- Description of the task
In the review of Nights and Weekends, where does Mattie's boyfriend James live?

— start Page excerpt —

Thursday, October 9, 2008

Nights and Weekends

Film Review by Kam Williams

Headline: Earnest Romance Drama Examines Emotional Challenges of Long-Distance Relationship in Flux

Mattie (Greta Gerwig) lives in New York while her boyfriend James (Joe Swanberg) makes his home in Chicago, and the distance between them tends to heighten the intensity of the precious little time they get to spend together, for better or worse. Whether they’re feeling pangs of passion, pettiness, jealousy or doubt, their emotions always seem to remain right on the surface.
Less a fully-fleshed out story, than an impressionistic sketch flick which leaves the rudiments of plot structure to the viewer’s imagination, Nights and Weekends is, nonetheless, an engaging slice-of-life adventure as riveting as a train wreck. This claustrophobic feature zeroes-in microscopically on modern-day battle of the sexes, in a manner most reminiscent to such other low-budget pix as Four Eyed Monsters and Swanberg’s own LOL.
Here, Mr. Swanberg shares writing and directorial credits with his comely co-star, which makes sense since most of the script sounds almost improvised. Fortunately, the talented twosome share a compelling screen chemistry (despite not dating in real life) along with an uncanny knack for convincingly portraying characters wrestling with relationship issues.

— end Page excerpt —
— start Raw records —

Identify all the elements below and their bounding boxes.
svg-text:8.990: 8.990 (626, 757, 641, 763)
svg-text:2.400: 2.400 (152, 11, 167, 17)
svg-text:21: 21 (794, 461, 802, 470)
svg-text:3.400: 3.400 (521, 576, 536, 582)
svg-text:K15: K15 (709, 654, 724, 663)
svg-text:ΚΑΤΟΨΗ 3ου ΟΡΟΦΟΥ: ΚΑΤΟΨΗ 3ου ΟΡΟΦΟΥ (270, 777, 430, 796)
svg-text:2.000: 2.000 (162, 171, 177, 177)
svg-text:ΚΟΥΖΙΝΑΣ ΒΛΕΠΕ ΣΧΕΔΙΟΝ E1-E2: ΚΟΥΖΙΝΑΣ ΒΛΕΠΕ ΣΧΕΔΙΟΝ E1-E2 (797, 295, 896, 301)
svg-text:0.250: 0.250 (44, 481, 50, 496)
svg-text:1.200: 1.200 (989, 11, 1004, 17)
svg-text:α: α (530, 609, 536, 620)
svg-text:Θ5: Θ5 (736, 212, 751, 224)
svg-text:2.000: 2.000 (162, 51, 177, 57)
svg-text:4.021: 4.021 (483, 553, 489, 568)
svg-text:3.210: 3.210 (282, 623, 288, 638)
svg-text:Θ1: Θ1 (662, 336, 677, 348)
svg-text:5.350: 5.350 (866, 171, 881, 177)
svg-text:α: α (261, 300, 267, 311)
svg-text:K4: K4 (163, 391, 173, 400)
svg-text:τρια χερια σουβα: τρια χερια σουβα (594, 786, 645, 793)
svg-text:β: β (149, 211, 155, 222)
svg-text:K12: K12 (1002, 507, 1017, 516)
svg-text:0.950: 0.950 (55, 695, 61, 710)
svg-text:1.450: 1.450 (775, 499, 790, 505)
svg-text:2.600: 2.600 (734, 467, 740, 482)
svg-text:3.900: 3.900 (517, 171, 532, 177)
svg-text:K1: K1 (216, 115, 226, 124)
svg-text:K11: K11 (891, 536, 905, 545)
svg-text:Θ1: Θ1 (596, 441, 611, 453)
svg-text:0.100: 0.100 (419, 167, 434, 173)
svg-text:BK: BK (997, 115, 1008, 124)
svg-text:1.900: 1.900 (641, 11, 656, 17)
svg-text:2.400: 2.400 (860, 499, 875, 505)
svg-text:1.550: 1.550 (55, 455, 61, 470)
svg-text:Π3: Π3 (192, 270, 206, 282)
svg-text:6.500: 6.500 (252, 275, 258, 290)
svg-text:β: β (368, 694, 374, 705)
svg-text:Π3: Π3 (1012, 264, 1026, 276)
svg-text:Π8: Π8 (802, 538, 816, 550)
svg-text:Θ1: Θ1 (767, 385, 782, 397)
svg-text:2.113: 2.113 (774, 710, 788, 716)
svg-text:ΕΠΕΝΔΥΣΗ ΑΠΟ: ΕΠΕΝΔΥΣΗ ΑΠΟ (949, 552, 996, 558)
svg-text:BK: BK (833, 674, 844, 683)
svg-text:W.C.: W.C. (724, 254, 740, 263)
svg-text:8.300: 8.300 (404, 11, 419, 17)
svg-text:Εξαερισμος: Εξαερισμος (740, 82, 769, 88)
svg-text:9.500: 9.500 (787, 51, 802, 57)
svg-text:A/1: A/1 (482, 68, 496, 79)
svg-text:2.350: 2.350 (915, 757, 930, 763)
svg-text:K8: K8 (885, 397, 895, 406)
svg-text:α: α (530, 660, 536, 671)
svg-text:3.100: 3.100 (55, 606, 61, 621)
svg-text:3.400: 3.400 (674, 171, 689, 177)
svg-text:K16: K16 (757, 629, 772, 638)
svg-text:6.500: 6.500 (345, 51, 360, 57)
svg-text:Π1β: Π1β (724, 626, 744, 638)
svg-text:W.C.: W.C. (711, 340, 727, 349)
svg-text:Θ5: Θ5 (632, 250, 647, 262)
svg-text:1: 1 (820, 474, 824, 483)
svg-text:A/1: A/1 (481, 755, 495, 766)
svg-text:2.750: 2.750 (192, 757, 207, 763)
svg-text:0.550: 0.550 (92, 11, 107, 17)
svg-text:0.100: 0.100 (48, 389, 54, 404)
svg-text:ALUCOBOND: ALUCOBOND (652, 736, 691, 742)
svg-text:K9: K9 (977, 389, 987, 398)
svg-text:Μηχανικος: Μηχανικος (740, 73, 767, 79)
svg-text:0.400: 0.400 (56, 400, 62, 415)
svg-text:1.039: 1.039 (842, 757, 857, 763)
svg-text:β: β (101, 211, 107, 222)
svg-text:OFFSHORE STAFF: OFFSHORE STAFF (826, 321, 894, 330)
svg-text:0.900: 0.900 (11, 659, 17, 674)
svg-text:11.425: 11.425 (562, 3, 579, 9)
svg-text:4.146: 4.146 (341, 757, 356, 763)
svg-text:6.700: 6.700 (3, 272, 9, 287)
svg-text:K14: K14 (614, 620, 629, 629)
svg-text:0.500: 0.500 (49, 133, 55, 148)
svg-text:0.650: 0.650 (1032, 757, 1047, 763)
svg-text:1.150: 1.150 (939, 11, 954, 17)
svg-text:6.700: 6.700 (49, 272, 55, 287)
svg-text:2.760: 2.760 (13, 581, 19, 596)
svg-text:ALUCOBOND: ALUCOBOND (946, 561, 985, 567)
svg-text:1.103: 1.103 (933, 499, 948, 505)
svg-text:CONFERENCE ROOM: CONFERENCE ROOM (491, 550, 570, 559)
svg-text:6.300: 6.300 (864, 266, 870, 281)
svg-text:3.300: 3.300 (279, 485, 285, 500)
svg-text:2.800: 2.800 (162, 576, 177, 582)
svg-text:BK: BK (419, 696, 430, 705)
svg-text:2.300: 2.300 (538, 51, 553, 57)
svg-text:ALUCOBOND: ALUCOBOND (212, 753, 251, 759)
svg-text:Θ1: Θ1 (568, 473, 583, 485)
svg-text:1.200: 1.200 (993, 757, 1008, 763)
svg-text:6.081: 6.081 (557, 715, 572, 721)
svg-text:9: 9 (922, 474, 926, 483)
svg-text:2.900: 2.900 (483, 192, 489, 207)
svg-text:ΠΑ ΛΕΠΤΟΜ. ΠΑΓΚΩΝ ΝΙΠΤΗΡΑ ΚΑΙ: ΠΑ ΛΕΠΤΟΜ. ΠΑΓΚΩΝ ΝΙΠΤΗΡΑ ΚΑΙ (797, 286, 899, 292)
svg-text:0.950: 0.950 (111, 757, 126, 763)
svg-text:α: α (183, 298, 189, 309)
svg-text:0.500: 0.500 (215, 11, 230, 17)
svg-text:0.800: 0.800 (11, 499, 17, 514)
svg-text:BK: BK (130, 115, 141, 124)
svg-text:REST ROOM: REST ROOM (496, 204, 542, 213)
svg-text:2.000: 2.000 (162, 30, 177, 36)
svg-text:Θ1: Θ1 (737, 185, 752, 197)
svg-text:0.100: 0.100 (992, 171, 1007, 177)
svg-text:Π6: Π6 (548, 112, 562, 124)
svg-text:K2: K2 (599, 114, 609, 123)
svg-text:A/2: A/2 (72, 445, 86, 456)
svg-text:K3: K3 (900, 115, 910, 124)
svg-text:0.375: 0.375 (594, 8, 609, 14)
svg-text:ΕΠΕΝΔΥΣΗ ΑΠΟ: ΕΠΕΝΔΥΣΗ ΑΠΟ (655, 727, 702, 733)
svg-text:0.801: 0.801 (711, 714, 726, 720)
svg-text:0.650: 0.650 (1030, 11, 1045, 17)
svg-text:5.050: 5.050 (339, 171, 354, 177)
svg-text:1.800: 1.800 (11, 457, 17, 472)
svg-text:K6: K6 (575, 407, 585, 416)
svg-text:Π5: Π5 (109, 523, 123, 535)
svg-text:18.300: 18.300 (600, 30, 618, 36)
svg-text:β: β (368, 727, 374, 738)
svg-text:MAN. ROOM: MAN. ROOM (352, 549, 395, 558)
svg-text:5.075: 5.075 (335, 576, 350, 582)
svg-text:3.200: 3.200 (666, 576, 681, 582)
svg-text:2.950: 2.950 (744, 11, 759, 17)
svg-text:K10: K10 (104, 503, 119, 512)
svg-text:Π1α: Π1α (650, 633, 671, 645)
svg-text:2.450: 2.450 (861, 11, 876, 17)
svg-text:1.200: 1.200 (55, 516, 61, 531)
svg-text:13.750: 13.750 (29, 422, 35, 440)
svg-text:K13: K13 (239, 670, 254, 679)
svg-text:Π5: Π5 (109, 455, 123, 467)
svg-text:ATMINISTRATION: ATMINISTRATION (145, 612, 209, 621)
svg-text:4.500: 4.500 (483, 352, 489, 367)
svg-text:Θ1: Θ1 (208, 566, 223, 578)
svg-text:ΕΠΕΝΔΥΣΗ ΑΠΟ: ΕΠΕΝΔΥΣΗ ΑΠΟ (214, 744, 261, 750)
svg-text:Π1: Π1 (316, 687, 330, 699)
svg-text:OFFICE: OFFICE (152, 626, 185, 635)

— end Raw records —

- Written reply
Chicago